WRITTEN TASK
Determine how many lines include the word "Ожидают", then give that number and nothing more.

Recorded data
■ ■ ■

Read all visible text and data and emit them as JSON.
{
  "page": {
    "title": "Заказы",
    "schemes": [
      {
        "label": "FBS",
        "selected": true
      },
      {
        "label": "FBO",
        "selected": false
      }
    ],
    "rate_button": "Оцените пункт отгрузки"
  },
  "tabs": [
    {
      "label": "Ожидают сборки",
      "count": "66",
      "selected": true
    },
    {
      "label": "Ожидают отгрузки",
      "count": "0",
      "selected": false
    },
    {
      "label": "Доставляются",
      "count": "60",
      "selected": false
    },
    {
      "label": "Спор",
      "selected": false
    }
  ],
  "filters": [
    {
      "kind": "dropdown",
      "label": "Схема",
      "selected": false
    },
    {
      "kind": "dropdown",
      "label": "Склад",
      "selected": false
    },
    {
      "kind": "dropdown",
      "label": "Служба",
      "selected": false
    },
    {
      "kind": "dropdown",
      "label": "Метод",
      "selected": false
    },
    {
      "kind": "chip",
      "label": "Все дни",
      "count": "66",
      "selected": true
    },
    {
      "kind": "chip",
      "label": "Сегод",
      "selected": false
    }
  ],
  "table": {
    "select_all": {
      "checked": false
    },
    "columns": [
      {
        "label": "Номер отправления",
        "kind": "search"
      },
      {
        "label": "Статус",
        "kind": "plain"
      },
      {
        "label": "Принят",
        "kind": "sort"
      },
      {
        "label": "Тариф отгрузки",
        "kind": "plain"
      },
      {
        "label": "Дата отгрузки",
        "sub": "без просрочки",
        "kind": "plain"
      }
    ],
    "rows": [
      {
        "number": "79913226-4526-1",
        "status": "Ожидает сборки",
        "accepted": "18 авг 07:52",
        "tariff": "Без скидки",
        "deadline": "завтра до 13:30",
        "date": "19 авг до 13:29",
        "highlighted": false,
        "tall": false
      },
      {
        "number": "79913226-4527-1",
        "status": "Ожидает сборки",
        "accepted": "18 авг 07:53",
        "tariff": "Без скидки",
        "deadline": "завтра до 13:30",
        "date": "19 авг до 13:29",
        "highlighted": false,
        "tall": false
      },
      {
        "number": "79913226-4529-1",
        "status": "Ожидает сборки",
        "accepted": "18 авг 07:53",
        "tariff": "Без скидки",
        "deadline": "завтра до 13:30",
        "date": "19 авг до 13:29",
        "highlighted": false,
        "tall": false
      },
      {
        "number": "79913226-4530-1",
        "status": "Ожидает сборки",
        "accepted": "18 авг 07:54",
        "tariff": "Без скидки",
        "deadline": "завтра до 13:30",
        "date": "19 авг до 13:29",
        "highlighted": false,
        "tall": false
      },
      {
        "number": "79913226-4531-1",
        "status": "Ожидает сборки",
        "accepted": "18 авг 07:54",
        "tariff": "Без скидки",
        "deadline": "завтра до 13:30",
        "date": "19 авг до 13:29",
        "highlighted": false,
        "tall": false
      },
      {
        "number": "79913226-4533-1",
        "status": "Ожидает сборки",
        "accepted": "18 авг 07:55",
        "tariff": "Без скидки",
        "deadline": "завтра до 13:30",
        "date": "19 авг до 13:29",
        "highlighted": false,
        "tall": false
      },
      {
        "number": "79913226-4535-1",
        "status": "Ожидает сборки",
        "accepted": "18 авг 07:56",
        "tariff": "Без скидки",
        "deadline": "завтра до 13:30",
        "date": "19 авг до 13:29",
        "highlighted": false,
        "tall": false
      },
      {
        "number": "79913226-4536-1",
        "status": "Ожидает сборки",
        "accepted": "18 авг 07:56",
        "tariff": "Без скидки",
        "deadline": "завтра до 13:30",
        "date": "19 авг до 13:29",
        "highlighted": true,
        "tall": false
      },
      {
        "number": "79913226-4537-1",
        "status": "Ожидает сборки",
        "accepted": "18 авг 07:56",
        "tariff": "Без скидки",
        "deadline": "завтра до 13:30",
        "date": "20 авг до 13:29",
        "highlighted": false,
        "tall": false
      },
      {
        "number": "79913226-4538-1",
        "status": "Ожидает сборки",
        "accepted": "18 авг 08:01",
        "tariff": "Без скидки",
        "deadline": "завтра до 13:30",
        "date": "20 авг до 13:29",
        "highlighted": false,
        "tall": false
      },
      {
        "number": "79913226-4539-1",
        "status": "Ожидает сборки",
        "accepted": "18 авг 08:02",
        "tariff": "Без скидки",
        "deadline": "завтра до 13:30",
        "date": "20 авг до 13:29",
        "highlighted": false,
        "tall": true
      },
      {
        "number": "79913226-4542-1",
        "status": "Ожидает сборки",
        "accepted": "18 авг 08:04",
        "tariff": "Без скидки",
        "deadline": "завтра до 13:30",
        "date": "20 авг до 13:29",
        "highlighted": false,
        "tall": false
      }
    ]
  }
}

■ ■ ■

PROBLEM SOLUTION
2